§ Given exercise
Say how many lines in the data below contain the word "POROTHERM", and give no other text.

Data excerpts

++++

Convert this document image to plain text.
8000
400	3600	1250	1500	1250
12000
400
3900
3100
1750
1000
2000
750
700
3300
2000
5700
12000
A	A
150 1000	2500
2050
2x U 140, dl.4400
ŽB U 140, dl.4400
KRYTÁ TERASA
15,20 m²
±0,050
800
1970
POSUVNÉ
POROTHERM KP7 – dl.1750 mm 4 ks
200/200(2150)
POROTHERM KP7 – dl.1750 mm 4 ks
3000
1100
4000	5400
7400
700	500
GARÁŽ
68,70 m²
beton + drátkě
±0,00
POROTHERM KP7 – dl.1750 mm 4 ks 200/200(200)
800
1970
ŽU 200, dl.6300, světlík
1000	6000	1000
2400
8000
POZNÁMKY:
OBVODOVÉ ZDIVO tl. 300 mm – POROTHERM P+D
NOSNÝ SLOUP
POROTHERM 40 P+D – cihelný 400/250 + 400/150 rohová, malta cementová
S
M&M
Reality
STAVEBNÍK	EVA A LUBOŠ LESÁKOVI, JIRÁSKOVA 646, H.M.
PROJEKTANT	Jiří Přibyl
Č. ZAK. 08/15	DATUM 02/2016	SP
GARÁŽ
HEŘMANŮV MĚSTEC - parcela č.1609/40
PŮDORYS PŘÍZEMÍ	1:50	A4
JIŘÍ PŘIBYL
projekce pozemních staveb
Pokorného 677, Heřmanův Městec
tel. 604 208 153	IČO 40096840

++++

§ Problem solution
5